YOUR OBJECTIVE - Without altering anything, repeat each of the records.

»»

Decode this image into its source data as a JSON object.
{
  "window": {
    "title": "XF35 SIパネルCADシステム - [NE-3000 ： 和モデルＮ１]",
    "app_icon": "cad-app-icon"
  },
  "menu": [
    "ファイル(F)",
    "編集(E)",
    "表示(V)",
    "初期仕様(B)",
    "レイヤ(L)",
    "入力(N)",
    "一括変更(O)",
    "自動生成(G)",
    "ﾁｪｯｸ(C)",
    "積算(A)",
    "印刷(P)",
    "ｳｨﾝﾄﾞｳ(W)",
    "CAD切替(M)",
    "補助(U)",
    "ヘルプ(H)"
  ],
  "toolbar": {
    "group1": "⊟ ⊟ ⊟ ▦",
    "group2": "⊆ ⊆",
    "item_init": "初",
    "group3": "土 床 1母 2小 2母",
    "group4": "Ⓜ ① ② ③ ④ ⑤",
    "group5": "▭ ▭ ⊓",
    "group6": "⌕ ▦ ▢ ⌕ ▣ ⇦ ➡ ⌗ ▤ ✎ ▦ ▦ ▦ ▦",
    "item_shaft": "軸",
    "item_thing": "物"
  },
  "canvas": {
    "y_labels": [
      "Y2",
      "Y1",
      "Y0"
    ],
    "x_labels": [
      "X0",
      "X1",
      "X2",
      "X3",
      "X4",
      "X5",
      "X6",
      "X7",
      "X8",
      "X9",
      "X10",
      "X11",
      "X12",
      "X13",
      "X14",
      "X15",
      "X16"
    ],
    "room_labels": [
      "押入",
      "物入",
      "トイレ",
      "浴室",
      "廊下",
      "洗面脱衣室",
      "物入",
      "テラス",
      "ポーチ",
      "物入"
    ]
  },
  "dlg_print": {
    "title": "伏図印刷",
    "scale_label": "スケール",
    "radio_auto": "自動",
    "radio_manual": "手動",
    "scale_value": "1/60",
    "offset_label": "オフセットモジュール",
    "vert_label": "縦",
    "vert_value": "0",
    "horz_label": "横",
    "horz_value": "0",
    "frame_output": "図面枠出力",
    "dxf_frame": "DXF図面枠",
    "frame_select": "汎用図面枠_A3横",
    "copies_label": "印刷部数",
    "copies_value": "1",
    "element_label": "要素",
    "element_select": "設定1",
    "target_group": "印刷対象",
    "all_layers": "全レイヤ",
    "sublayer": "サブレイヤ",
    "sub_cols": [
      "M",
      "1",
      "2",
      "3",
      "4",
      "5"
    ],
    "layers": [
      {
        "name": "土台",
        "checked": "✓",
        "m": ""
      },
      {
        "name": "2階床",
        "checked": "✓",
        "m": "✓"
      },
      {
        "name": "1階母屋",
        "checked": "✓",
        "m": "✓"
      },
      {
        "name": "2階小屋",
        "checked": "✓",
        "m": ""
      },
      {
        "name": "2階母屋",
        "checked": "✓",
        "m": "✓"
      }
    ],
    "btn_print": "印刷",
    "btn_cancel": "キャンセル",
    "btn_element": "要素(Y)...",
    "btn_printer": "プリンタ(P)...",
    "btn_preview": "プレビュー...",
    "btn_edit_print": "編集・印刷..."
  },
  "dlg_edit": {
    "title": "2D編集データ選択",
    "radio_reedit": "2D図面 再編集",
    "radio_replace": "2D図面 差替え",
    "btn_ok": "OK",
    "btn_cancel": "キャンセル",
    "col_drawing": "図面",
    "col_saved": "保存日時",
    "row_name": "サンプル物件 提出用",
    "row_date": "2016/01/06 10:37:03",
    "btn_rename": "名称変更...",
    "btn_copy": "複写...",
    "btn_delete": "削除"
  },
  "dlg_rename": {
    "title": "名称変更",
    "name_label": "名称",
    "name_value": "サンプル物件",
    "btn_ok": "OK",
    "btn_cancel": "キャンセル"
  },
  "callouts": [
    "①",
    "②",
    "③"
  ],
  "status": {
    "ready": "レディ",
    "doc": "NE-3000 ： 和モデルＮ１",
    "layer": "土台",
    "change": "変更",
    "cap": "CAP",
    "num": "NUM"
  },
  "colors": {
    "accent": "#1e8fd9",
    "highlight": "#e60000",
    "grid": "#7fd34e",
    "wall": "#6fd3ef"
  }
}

««

RESULT OF THIS EXERCISE -
Decode this image into its source data as a JSON object.
{
  "window": {
    "title": "XF35 SIパネルCADシステム - [NE-3000 ： 和モデルＮ１]",
    "app_icon": "cad-app-icon"
  },
  "menu": [
    "ファイル(F)",
    "編集(E)",
    "表示(V)",
    "初期仕様(B)",
    "レイヤ(L)",
    "入力(N)",
    "一括変更(O)",
    "自動生成(G)",
    "ﾁｪｯｸ(C)",
    "積算(A)",
    "印刷(P)",
    "ｳｨﾝﾄﾞｳ(W)",
    "CAD切替(M)",
    "補助(U)",
    "ヘルプ(H)"
  ],
  "toolbar": {
    "group1": "⊟ ⊟ ⊟ ▦",
    "group2": "⊆ ⊆",
    "item_init": "初",
    "group3": "土 床 1母 2小 2母",
    "group4": "Ⓜ ① ② ③ ④ ⑤",
    "group5": "▭ ▭ ⊓",
    "group6": "⌕ ▦ ▢ ⌕ ▣ ⇦ ➡ ⌗ ▤ ✎ ▦ ▦ ▦ ▦",
    "item_shaft": "軸",
    "item_thing": "物"
  },
  "canvas": {
    "y_labels": [
      "Y2",
      "Y1",
      "Y0"
    ],
    "x_labels": [
      "X0",
      "X1",
      "X2",
      "X3",
      "X4",
      "X5",
      "X6",
      "X7",
      "X8",
      "X9",
      "X10",
      "X11",
      "X12",
      "X13",
      "X14",
      "X15",
      "X16"
    ],
    "room_labels": [
      "押入",
      "物入",
      "トイレ",
      "浴室",
      "廊下",
      "洗面脱衣室",
      "物入",
      "テラス",
      "ポーチ",
      "物入"
    ]
  },
  "dlg_print": {
    "title": "伏図印刷",
    "scale_label": "スケール",
    "radio_auto": "自動",
    "radio_manual": "手動",
    "scale_value": "1/60",
    "offset_label": "オフセットモジュール",
    "vert_label": "縦",
    "vert_value": "0",
    "horz_label": "横",
    "horz_value": "0",
    "frame_output": "図面枠出力",
    "dxf_frame": "DXF図面枠",
    "frame_select": "汎用図面枠_A3横",
    "copies_label": "印刷部数",
    "copies_value": "1",
    "element_label": "要素",
    "element_select": "設定1",
    "target_group": "印刷対象",
    "all_layers": "全レイヤ",
    "sublayer": "サブレイヤ",
    "sub_cols": [
      "M",
      "1",
      "2",
      "3",
      "4",
      "5"
    ],
    "layers": [
      {
        "name": "土台",
        "checked": "✓",
        "m": ""
      },
      {
        "name": "2階床",
        "checked": "✓",
        "m": "✓"
      },
      {
        "name": "1階母屋",
        "checked": "✓",
        "m": "✓"
      },
      {
        "name": "2階小屋",
        "checked": "✓",
        "m": ""
      },
      {
        "name": "2階母屋",
        "checked": "✓",
        "m": "✓"
      }
    ],
    "btn_print": "印刷",
    "btn_cancel": "キャンセル",
    "btn_element": "要素(Y)...",
    "btn_printer": "プリンタ(P)...",
    "btn_preview": "プレビュー...",
    "btn_edit_print": "編集・印刷..."
  },
  "dlg_edit": {
    "title": "2D編集データ選択",
    "radio_reedit": "2D図面 再編集",
    "radio_replace": "2D図面 差替え",
    "btn_ok": "OK",
    "btn_cancel": "キャンセル",
    "col_drawing": "図面",
    "col_saved": "保存日時",
    "row_name": "サンプル物件 提出用",
    "row_date": "2016/01/06 10:37:03",
    "btn_rename": "名称変更...",
    "btn_copy": "複写...",
    "btn_delete": "削除"
  },
  "dlg_rename": {
    "title": "名称変更",
    "name_label": "名称",
    "name_value": "サンプル物件",
    "btn_ok": "OK",
    "btn_cancel": "キャンセル"
  },
  "callouts": [
    "①",
    "②",
    "③"
  ],
  "status": {
    "ready": "レディ",
    "doc": "NE-3000 ： 和モデルＮ１",
    "layer": "土台",
    "change": "変更",
    "cap": "CAP",
    "num": "NUM"
  },
  "colors": {
    "accent": "#1e8fd9",
    "highlight": "#e60000",
    "grid": "#7fd34e",
    "wall": "#6fd3ef"
  }
}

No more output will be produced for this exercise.